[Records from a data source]
**********
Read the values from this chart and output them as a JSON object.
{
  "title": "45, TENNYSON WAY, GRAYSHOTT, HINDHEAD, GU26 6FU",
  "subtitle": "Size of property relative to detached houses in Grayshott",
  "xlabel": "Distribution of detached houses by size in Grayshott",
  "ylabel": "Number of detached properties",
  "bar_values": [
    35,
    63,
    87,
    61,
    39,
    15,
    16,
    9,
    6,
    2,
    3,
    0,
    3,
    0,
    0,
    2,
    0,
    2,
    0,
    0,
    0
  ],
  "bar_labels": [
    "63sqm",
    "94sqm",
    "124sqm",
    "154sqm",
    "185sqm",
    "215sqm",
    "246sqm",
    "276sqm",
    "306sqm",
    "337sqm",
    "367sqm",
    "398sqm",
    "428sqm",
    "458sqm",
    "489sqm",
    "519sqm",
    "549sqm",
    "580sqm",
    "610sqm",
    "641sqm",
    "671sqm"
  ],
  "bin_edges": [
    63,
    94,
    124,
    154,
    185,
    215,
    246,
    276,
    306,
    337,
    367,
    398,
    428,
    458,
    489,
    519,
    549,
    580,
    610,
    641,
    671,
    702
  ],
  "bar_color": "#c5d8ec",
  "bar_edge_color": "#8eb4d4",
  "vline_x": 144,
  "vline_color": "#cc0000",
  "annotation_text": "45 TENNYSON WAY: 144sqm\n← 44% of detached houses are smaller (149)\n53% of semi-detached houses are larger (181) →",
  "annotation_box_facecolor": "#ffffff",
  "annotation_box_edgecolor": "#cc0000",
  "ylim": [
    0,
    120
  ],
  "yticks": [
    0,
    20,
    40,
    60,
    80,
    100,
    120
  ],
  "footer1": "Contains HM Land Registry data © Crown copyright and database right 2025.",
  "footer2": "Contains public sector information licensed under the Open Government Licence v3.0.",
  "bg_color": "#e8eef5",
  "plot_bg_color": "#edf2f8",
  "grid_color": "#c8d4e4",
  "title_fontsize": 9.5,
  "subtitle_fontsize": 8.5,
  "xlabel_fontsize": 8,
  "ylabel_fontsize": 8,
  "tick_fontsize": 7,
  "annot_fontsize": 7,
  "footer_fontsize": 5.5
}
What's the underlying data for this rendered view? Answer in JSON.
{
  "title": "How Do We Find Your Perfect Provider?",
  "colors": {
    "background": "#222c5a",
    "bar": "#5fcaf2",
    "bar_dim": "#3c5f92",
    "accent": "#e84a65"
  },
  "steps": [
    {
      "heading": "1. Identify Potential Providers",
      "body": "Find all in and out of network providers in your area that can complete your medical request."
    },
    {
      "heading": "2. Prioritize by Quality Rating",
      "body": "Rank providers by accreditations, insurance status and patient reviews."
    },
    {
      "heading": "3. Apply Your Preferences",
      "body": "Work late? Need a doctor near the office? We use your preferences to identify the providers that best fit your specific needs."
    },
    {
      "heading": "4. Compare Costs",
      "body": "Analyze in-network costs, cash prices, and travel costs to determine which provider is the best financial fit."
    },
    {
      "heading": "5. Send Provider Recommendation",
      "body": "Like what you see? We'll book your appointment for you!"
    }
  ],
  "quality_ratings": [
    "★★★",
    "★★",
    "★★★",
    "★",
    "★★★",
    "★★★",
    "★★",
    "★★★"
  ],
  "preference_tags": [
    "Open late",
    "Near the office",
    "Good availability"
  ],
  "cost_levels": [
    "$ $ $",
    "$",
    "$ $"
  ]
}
**********
• **Given problem**
Using the data above, return each line exactly as written.

• **Solved exercise**
Read the values from this chart and output them as a JSON object.
{
  "title": "45, TENNYSON WAY, GRAYSHOTT, HINDHEAD, GU26 6FU",
  "subtitle": "Size of property relative to detached houses in Grayshott",
  "xlabel": "Distribution of detached houses by size in Grayshott",
  "ylabel": "Number of detached properties",
  "bar_values": [
    35,
    63,
    87,
    61,
    39,
    15,
    16,
    9,
    6,
    2,
    3,
    0,
    3,
    0,
    0,
    2,
    0,
    2,
    0,
    0,
    0
  ],
  "bar_labels": [
    "63sqm",
    "94sqm",
    "124sqm",
    "154sqm",
    "185sqm",
    "215sqm",
    "246sqm",
    "276sqm",
    "306sqm",
    "337sqm",
    "367sqm",
    "398sqm",
    "428sqm",
    "458sqm",
    "489sqm",
    "519sqm",
    "549sqm",
    "580sqm",
    "610sqm",
    "641sqm",
    "671sqm"
  ],
  "bin_edges": [
    63,
    94,
    124,
    154,
    185,
    215,
    246,
    276,
    306,
    337,
    367,
    398,
    428,
    458,
    489,
    519,
    549,
    580,
    610,
    641,
    671,
    702
  ],
  "bar_color": "#c5d8ec",
  "bar_edge_color": "#8eb4d4",
  "vline_x": 144,
  "vline_color": "#cc0000",
  "annotation_text": "45 TENNYSON WAY: 144sqm\n← 44% of detached houses are smaller (149)\n53% of semi-detached houses are larger (181) →",
  "annotation_box_facecolor": "#ffffff",
  "annotation_box_edgecolor": "#cc0000",
  "ylim": [
    0,
    120
  ],
  "yticks": [
    0,
    20,
    40,
    60,
    80,
    100,
    120
  ],
  "footer1": "Contains HM Land Registry data © Crown copyright and database right 2025.",
  "footer2": "Contains public sector information licensed under the Open Government Licence v3.0.",
  "bg_color": "#e8eef5",
  "plot_bg_color": "#edf2f8",
  "grid_color": "#c8d4e4",
  "title_fontsize": 9.5,
  "subtitle_fontsize": 8.5,
  "xlabel_fontsize": 8,
  "ylabel_fontsize": 8,
  "tick_fontsize": 7,
  "annot_fontsize": 7,
  "footer_fontsize": 5.5
}
What's the underlying data for this rendered view? Answer in JSON.
{
  "title": "How Do We Find Your Perfect Provider?",
  "colors": {
    "background": "#222c5a",
    "bar": "#5fcaf2",
    "bar_dim": "#3c5f92",
    "accent": "#e84a65"
  },
  "steps": [
    {
      "heading": "1. Identify Potential Providers",
      "body": "Find all in and out of network providers in your area that can complete your medical request."
    },
    {
      "heading": "2. Prioritize by Quality Rating",
      "body": "Rank providers by accreditations, insurance status and patient reviews."
    },
    {
      "heading": "3. Apply Your Preferences",
      "body": "Work late? Need a doctor near the office? We use your preferences to identify the providers that best fit your specific needs."
    },
    {
      "heading": "4. Compare Costs",
      "body": "Analyze in-network costs, cash prices, and travel costs to determine which provider is the best financial fit."
    },
    {
      "heading": "5. Send Provider Recommendation",
      "body": "Like what you see? We'll book your appointment for you!"
    }
  ],
  "quality_ratings": [
    "★★★",
    "★★",
    "★★★",
    "★",
    "★★★",
    "★★★",
    "★★",
    "★★★"
  ],
  "preference_tags": [
    "Open late",
    "Near the office",
    "Good availability"
  ],
  "cost_levels": [
    "$ $ $",
    "$",
    "$ $"
  ]
}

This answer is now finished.